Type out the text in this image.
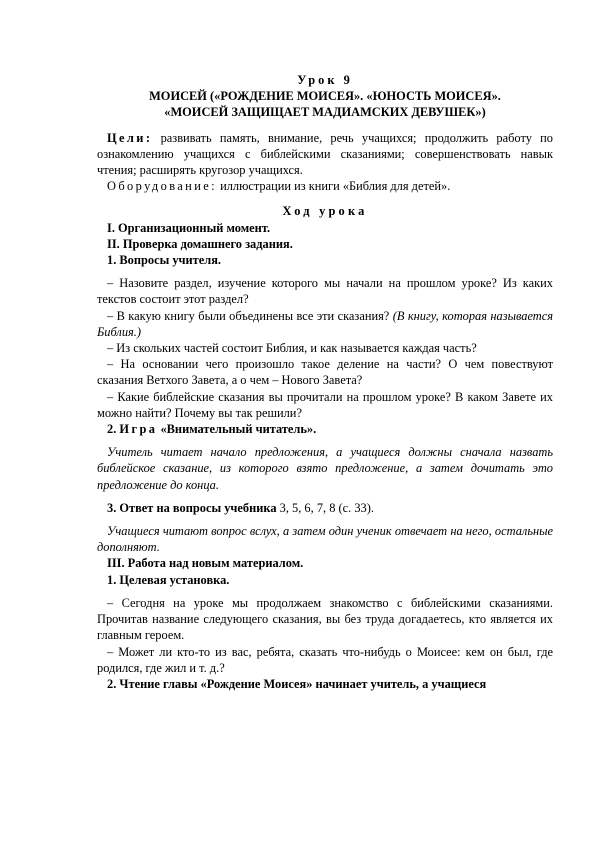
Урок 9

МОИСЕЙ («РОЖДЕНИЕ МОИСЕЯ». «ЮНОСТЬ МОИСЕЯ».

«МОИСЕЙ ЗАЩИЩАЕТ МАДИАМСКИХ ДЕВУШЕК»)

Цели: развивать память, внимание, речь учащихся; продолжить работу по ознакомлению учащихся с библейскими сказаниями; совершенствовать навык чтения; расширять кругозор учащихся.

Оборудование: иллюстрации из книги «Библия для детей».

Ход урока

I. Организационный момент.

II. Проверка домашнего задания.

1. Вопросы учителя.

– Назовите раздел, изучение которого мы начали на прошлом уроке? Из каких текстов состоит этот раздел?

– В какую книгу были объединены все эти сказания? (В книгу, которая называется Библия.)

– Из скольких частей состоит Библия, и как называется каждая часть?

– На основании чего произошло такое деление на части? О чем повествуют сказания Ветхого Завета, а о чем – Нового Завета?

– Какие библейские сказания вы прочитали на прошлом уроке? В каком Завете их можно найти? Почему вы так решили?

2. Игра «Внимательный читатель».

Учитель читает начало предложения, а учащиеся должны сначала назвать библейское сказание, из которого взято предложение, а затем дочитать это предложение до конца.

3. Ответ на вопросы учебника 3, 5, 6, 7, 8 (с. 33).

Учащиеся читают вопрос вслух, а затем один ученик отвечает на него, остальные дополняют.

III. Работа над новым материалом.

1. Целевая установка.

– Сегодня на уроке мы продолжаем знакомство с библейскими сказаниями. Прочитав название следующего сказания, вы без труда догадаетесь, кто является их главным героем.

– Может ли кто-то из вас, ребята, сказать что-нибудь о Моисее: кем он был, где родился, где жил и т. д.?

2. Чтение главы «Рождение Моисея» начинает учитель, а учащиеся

▬▬▬

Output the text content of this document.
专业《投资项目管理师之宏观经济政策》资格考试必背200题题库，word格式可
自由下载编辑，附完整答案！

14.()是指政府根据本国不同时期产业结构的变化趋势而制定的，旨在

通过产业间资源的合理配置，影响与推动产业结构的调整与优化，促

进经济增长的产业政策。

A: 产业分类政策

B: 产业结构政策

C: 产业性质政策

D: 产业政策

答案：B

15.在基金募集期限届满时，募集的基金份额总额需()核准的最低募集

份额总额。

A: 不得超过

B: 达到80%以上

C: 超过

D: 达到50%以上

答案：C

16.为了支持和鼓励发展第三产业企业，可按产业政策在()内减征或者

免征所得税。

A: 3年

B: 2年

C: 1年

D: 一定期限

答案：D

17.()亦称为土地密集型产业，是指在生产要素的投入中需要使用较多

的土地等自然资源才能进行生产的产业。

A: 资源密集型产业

▬▬▬

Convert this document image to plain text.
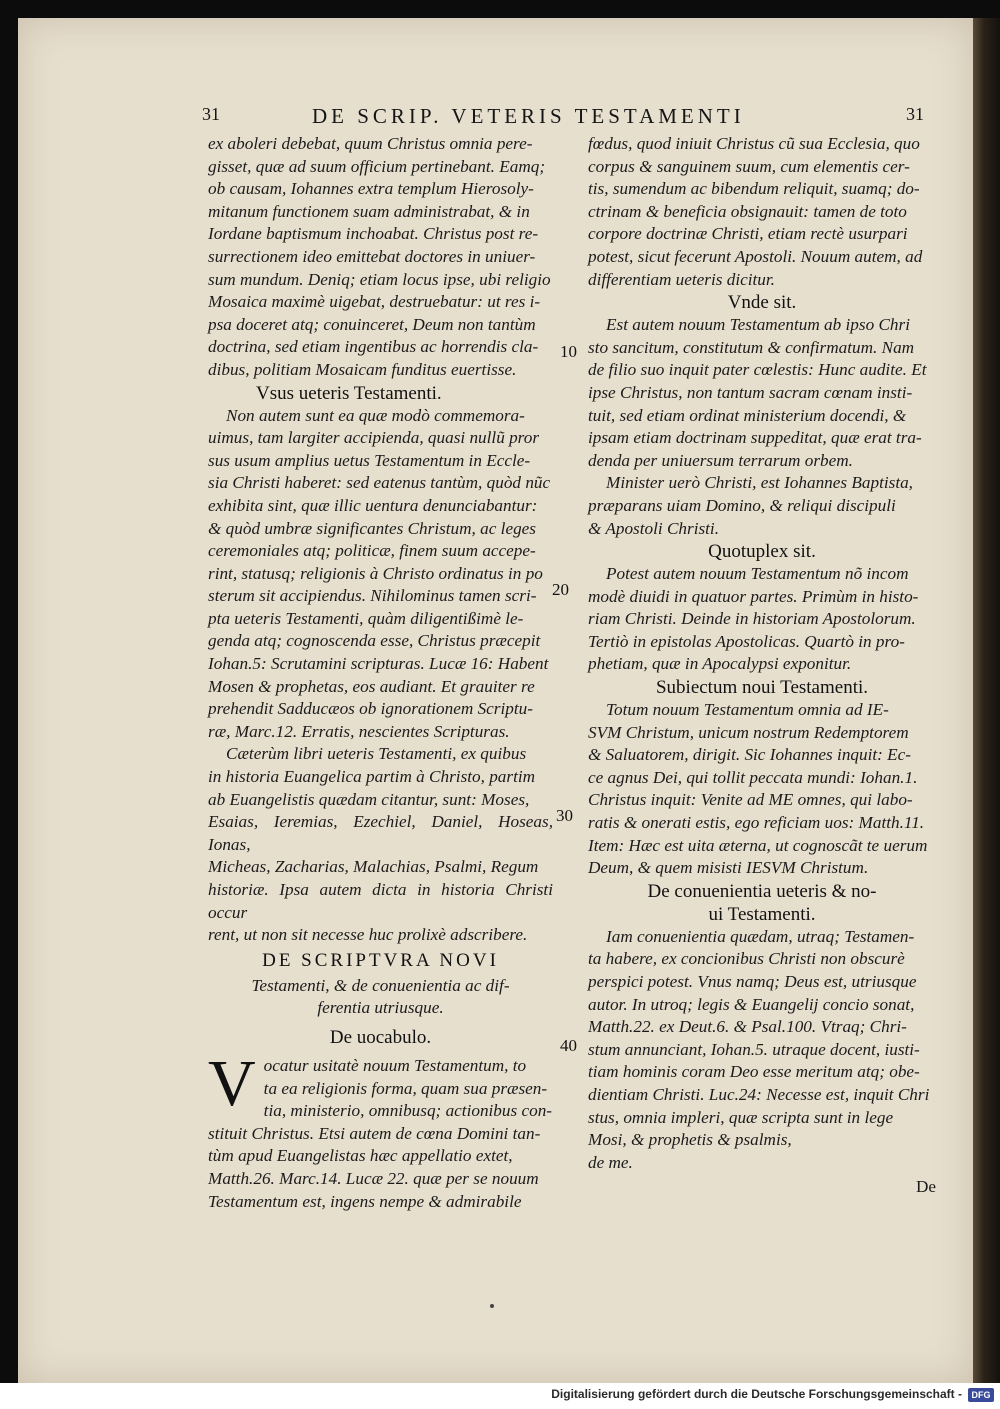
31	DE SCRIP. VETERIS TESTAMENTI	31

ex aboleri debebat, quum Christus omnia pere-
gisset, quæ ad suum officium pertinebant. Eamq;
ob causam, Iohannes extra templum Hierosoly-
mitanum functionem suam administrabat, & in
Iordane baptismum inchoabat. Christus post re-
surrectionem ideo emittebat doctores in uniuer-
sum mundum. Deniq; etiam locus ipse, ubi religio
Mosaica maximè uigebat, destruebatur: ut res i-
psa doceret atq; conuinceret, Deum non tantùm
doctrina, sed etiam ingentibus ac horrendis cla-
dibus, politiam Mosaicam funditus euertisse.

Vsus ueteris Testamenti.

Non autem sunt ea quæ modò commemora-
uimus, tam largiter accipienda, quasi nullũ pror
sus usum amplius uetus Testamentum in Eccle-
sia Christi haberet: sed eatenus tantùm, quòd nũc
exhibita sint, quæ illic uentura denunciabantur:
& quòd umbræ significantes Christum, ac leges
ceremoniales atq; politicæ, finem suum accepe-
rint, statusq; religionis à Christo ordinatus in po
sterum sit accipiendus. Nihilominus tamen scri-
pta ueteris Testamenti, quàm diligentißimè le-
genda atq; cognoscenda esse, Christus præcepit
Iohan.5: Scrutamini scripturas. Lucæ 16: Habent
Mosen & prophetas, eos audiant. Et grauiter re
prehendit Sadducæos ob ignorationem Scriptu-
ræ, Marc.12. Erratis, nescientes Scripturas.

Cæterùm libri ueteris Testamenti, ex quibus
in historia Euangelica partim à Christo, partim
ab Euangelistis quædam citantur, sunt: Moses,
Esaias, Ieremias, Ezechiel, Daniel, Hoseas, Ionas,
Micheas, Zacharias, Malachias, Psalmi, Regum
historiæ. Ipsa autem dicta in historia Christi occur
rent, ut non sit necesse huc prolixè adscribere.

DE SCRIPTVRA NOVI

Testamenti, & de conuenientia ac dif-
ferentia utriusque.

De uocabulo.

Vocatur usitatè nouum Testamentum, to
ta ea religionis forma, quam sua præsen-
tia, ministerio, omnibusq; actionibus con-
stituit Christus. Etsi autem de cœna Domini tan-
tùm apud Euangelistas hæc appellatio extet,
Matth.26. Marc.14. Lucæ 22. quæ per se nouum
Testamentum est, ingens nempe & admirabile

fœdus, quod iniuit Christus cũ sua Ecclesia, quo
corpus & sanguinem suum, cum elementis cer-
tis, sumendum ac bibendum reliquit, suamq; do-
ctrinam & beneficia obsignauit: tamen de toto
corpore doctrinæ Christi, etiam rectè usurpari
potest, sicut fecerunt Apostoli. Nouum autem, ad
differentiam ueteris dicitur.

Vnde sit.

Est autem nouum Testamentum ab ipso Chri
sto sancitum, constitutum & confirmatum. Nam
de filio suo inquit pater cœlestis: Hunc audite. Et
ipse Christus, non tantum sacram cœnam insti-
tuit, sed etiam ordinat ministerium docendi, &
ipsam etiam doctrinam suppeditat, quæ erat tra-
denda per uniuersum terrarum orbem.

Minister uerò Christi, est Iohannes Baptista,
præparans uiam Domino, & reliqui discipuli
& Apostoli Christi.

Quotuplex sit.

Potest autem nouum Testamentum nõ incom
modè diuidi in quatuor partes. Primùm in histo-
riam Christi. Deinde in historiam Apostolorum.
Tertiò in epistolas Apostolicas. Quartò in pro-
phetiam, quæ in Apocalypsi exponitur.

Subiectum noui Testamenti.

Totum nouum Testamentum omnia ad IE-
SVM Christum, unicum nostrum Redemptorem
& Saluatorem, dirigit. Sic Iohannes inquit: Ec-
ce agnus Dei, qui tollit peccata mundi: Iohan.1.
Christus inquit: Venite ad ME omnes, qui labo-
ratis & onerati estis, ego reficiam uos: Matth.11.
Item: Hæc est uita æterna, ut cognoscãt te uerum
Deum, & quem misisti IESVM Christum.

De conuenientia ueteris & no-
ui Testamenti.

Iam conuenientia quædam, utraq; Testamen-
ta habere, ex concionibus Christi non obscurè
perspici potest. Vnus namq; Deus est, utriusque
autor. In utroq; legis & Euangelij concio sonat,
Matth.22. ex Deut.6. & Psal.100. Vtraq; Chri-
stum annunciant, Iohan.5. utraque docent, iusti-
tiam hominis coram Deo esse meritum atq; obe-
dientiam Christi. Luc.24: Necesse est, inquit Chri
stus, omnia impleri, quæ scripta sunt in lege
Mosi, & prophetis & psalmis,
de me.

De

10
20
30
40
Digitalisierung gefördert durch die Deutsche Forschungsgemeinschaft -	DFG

▬▬▬

What is required: Search the entries for the string "Lucæ" and collect each line that has it.

Written solution:
Iohan.5: Scrutamini scripturas. Lucæ 16: Habent
Matth.26. Marc.14. Lucæ 22. quæ per se nouum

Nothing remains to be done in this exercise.